### PROBLEM TO WORK ON
Copy out the rows verbatim, beginning at the line that contains "bottom-series xyxy=(37,328,525,440)" and ending after the line that contains "left-axis-unit: [м] xyxy=(19,12,29,21)".

### DATASET RECORDS

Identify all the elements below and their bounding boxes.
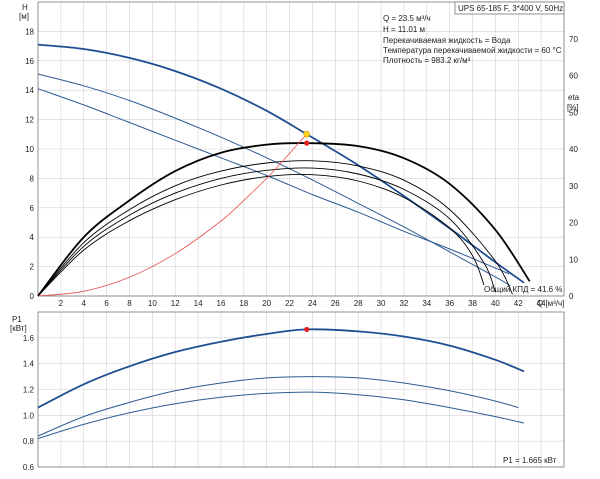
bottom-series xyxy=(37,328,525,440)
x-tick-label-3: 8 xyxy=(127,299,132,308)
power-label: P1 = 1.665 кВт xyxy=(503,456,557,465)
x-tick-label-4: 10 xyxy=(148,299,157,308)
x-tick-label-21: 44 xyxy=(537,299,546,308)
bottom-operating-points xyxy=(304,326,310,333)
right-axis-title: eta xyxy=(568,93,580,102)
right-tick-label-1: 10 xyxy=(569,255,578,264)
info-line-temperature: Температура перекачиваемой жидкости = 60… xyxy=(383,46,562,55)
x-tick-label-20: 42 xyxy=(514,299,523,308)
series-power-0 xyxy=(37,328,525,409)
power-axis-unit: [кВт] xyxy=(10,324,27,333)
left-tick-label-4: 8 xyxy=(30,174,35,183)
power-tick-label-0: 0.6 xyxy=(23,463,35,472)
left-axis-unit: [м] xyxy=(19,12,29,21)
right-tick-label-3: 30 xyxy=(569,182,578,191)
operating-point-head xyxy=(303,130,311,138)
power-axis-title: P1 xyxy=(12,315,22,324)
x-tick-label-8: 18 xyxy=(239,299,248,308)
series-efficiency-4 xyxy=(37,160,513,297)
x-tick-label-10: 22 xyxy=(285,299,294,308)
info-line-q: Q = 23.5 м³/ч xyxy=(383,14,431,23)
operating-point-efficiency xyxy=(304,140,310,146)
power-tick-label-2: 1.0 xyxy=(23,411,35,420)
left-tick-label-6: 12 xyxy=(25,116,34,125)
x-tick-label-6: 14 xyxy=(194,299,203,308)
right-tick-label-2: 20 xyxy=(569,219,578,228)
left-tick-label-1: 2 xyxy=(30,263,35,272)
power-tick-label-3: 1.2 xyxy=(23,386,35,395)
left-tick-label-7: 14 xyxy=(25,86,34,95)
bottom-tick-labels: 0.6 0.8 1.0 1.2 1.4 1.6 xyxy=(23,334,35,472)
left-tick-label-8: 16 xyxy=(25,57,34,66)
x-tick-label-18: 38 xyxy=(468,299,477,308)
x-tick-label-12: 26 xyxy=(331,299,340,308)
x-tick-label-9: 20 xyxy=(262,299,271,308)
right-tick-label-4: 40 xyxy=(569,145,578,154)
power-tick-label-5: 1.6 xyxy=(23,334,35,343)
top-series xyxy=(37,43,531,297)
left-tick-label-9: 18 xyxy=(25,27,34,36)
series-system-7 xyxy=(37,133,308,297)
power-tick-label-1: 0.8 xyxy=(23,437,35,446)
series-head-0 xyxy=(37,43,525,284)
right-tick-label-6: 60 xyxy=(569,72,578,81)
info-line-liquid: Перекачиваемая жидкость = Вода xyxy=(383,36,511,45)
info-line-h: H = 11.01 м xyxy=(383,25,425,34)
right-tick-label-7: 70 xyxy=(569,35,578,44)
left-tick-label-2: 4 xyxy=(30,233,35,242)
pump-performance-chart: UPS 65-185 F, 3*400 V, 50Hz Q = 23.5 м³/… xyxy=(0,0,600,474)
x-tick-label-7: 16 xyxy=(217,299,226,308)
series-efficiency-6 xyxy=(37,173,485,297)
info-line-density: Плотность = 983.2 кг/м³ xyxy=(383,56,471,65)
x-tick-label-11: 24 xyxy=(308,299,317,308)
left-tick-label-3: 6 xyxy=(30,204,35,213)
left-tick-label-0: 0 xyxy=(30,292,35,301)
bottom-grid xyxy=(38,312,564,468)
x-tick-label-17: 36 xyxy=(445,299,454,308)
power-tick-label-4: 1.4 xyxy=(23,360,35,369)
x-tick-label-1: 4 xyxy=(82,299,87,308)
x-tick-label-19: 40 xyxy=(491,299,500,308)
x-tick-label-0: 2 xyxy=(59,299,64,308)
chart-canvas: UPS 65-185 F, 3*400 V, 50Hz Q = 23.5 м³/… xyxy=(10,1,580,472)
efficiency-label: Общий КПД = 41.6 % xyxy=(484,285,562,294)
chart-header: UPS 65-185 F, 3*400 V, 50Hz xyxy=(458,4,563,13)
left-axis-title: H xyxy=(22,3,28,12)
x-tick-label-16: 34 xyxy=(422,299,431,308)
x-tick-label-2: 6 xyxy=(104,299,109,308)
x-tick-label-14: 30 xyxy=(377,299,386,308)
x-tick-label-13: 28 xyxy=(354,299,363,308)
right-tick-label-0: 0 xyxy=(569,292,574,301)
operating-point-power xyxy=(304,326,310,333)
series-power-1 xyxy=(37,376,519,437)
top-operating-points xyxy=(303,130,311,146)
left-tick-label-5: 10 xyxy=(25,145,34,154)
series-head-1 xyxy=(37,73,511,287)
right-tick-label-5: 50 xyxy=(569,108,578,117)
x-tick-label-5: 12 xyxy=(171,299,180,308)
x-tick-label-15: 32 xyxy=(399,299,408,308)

...

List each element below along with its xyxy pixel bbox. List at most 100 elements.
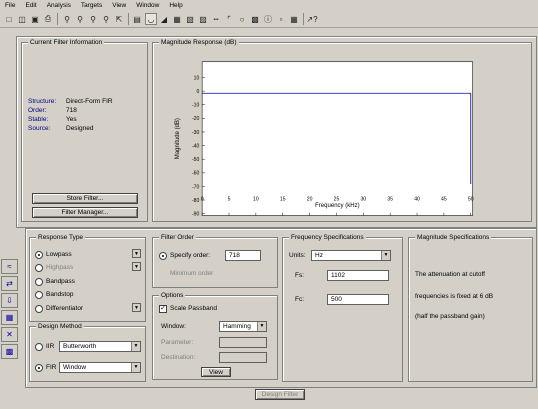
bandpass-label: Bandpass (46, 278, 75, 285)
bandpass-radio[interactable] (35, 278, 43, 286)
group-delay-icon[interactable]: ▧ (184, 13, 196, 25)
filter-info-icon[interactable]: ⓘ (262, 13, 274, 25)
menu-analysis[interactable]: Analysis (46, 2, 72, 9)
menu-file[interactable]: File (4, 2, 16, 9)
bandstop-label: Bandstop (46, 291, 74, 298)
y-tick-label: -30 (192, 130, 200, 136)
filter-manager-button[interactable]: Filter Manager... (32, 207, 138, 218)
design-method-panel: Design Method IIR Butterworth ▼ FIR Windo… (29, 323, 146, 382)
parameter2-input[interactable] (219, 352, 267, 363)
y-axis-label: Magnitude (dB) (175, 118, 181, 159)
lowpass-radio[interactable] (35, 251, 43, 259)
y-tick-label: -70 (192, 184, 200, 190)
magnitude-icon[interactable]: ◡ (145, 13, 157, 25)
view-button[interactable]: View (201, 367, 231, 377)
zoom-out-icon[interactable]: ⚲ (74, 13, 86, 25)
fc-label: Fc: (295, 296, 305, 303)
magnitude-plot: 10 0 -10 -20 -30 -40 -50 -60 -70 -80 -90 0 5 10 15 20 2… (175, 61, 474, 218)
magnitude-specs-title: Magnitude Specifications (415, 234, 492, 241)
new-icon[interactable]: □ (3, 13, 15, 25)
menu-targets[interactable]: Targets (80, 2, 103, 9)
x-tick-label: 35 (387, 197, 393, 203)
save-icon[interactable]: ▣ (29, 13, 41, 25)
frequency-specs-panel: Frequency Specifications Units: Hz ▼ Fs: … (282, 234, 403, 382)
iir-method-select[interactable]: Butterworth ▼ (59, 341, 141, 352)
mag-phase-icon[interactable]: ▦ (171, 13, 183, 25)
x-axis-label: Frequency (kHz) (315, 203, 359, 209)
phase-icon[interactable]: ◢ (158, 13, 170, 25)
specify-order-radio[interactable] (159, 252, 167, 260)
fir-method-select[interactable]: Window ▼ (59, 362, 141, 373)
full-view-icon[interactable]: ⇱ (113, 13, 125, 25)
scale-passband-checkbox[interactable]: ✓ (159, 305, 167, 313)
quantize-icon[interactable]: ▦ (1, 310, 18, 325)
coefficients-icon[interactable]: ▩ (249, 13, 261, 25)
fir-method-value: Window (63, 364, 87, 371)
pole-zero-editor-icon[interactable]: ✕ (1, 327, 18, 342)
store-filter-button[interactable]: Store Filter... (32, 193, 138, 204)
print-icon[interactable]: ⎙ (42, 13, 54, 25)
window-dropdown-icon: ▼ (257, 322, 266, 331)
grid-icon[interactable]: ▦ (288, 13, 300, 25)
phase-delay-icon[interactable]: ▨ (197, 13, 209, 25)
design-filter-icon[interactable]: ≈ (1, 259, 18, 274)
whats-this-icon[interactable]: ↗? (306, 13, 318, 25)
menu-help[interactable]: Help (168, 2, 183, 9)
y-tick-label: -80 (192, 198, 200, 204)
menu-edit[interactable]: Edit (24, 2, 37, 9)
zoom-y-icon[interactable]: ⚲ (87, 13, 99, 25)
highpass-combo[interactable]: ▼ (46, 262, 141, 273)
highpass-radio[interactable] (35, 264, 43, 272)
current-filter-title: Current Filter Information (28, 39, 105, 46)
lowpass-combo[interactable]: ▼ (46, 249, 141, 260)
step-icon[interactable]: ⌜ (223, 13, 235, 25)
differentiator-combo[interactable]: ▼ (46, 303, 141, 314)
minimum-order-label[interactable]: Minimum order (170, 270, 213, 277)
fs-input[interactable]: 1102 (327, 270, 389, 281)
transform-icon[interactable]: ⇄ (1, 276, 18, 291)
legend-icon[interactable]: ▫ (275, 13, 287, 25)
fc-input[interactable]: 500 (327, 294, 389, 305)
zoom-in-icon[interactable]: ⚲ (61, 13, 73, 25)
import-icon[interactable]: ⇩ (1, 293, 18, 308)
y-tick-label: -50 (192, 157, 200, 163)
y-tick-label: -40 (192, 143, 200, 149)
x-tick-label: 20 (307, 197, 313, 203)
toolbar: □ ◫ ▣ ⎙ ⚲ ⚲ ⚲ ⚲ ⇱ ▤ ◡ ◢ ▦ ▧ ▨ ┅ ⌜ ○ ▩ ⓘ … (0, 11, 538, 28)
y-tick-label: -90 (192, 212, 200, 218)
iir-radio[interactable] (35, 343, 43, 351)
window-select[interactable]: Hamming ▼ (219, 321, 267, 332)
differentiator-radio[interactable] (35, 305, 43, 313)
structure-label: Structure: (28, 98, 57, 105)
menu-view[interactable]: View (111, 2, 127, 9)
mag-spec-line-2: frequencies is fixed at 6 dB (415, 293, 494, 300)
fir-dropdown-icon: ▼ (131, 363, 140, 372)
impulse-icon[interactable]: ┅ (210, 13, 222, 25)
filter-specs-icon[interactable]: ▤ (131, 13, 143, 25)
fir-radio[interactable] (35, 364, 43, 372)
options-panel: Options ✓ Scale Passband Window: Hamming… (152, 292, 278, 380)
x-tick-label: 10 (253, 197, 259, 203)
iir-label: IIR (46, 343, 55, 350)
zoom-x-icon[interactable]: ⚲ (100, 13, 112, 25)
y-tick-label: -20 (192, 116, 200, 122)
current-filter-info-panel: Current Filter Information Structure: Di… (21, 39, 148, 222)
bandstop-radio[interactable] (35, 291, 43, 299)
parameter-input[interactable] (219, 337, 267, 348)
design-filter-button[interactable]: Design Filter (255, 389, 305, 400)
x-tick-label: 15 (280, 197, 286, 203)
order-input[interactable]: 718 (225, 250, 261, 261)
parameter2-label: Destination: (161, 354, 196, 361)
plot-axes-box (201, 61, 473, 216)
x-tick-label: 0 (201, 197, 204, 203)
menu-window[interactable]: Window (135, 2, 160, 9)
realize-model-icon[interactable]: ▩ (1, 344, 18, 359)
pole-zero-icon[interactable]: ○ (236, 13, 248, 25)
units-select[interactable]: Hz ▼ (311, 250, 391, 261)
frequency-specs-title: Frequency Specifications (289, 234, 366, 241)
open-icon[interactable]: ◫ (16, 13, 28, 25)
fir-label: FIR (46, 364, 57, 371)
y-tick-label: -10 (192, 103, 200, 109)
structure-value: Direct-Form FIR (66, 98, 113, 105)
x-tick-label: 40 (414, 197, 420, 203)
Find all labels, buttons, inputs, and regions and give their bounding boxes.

### EXERCISE RESULT
bottom-series xyxy=(37,328,525,440)
x-tick-label-3: 8 xyxy=(127,299,132,308)
power-label: P1 = 1.665 кВт xyxy=(503,456,557,465)
x-tick-label-4: 10 xyxy=(148,299,157,308)
x-tick-label-21: 44 xyxy=(537,299,546,308)
bottom-operating-points xyxy=(304,326,310,333)
right-axis-title: eta xyxy=(568,93,580,102)
right-tick-label-1: 10 xyxy=(569,255,578,264)
info-line-temperature: Температура перекачиваемой жидкости = 60… xyxy=(383,46,562,55)
x-tick-label-20: 42 xyxy=(514,299,523,308)
series-power-0 xyxy=(37,328,525,409)
power-axis-unit: [кВт] xyxy=(10,324,27,333)
left-tick-label-4: 8 xyxy=(30,174,35,183)
power-tick-label-0: 0.6 xyxy=(23,463,35,472)
left-axis-unit: [м] xyxy=(19,12,29,21)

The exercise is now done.